┌─ RECORD SET

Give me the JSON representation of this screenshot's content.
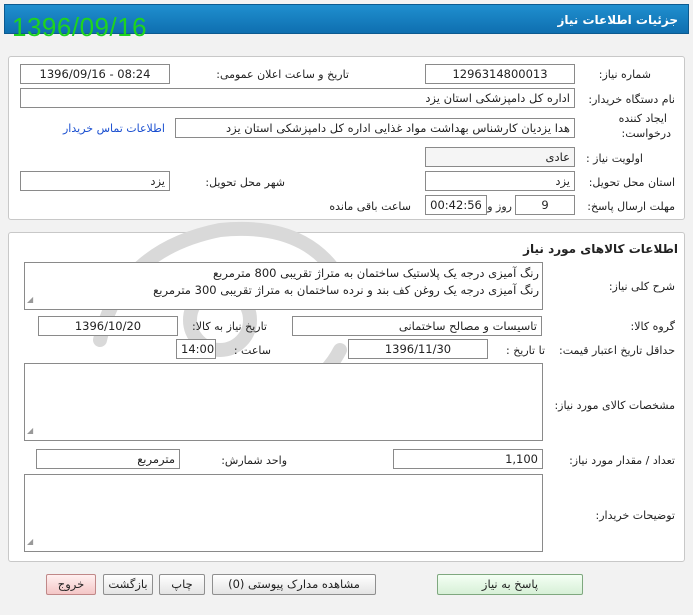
{
  "header": {
    "title": "جزئیات اطلاعات نیاز",
    "overlay_date": "1396/09/16"
  },
  "need_info": {
    "need_number_label": "شماره نیاز:",
    "need_number": "1296314800013",
    "announce_label": "تاریخ و ساعت اعلان عمومی:",
    "announce_value": "1396/09/16 - 08:24",
    "buyer_org_label": "نام دستگاه خریدار:",
    "buyer_org": "اداره کل دامپزشکی استان یزد",
    "creator_label_1": "ایجاد کننده",
    "creator_label_2": "درخواست:",
    "creator": "هدا یزدیان کارشناس بهداشت مواد غذایی اداره کل دامپزشکی استان یزد",
    "contact_link": "اطلاعات تماس خریدار",
    "priority_label": "اولویت نیاز :",
    "priority": "عادی",
    "province_label": "استان محل تحویل:",
    "province": "یزد",
    "city_label": "شهر محل تحویل:",
    "city": "یزد",
    "deadline_label": "مهلت ارسال پاسخ:",
    "deadline_days": "9",
    "days_word": "روز و",
    "deadline_time": "00:42:56",
    "remaining_word": "ساعت باقی مانده"
  },
  "goods": {
    "section_title": "اطلاعات کالاهای مورد نیاز",
    "summary_label": "شرح کلی نیاز:",
    "summary_line1": "رنگ آمیزی درجه یک پلاستیک ساختمان به متراژ تقریبی 800 مترمربع",
    "summary_line2": "رنگ آمیزی درجه یک روغن کف بند و نرده ساختمان به متراژ تقریبی 300 مترمربع",
    "group_label": "گروه کالا:",
    "group": "تاسیسات و مصالح ساختمانی",
    "need_date_label": "تاریخ نیاز به کالا:",
    "need_date": "1396/10/20",
    "validity_label": "حداقل تاریخ اعتبار قیمت:",
    "until_date_label": "تا تاریخ :",
    "until_date": "1396/11/30",
    "time_label": "ساعت :",
    "time": "14:00",
    "specs_label": "مشخصات کالای مورد نیاز:",
    "quantity_label": "تعداد / مقدار مورد نیاز:",
    "quantity": "1,100",
    "unit_label": "واحد شمارش:",
    "unit": "مترمربع",
    "buyer_notes_label": "توضیحات خریدار:"
  },
  "buttons": {
    "reply": "پاسخ به نیاز",
    "attachments": "مشاهده مدارک پیوستی (0)",
    "print": "چاپ",
    "back": "بازگشت",
    "exit": "خروج"
  },
  "colors": {
    "header_blue": "#1473b8",
    "overlay_green": "#1fd31f",
    "link_blue": "#1a4fd0"
  }
}
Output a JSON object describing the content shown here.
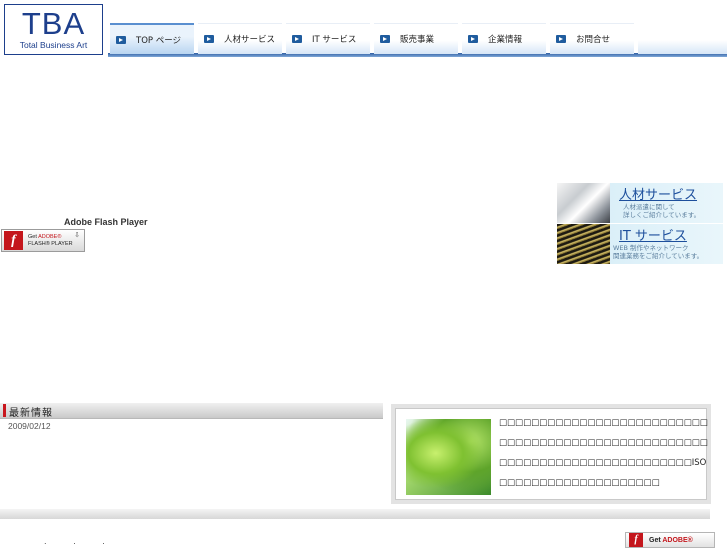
{
  "logo": {
    "mark": "TBA",
    "sub": "Total Business Art"
  },
  "nav": {
    "items": [
      {
        "label": "TOP ページ"
      },
      {
        "label": "人材サービス"
      },
      {
        "label": "IT サービス"
      },
      {
        "label": "販売事業"
      },
      {
        "label": "企業情報"
      },
      {
        "label": "お問合せ"
      }
    ]
  },
  "flash": {
    "title": "Adobe Flash Player",
    "badge_line1_prefix": "Get ",
    "badge_line1_brand": "ADOBE®",
    "badge_line2": "FLASH® PLAYER"
  },
  "banners": [
    {
      "title": "人材サービス",
      "desc1": "人材派遣に関して",
      "desc2": "詳しくご紹介しています。"
    },
    {
      "title": "IT サービス",
      "desc1": "WEB 制作やネットワーク",
      "desc2": "関連業務をご紹介しています。"
    }
  ],
  "news": {
    "heading": "最新情報",
    "date": "2009/02/12"
  },
  "info": {
    "text": "□□□□□□□□□□□□□□□□□□□□□□□□□□□□□□□□□□□□□□□□□□□□□□□□□□□□□□□□□□□□□□□□□□□□□□□□□□□□ISO□□□□□□□□□□□□□□□□□□□□"
  },
  "footer": {
    "dots": ". . .",
    "badge_prefix": "Get ",
    "badge_brand": "ADOBE®"
  }
}
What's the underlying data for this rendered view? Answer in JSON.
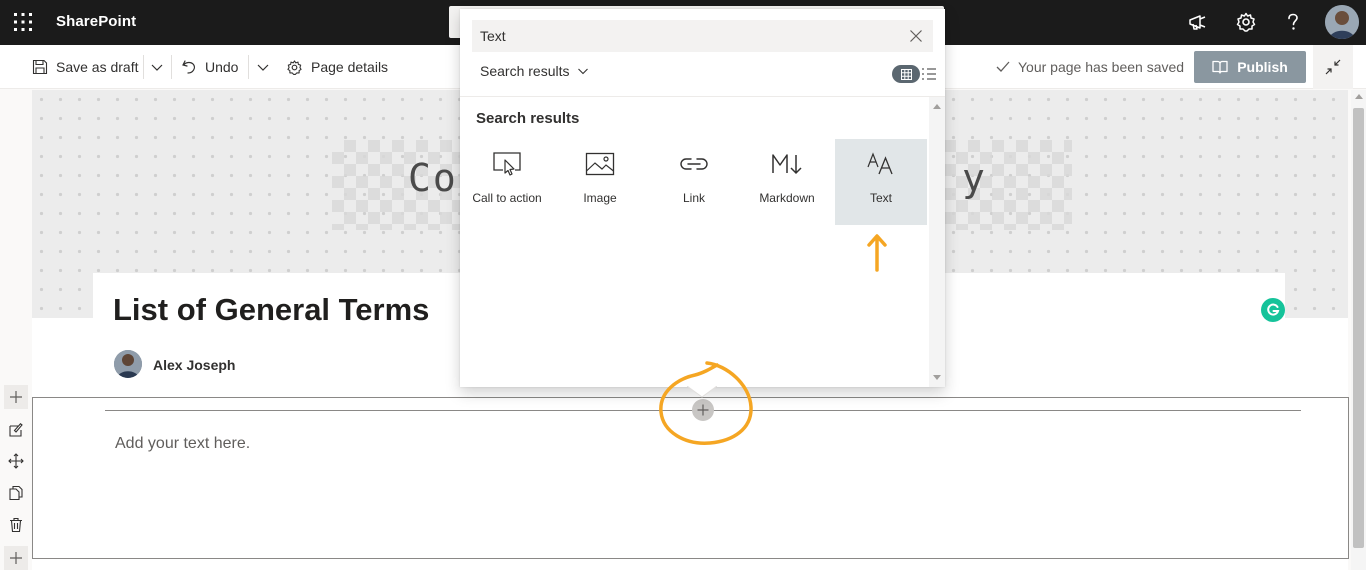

└─

● **PROBLEM DESCRIPTION**
From the entries above, copy every line that holds the word "آمیزی".

● **PROBLEM SOLUTION**
    "summary_line1": "رنگ آمیزی درجه یک پلاستیک ساختمان به متراژ تقریبی 800 مترمربع",
    "summary_line2": "رنگ آمیزی درجه یک روغن کف بند و نرده ساختمان به متراژ تقریبی 300 مترمربع",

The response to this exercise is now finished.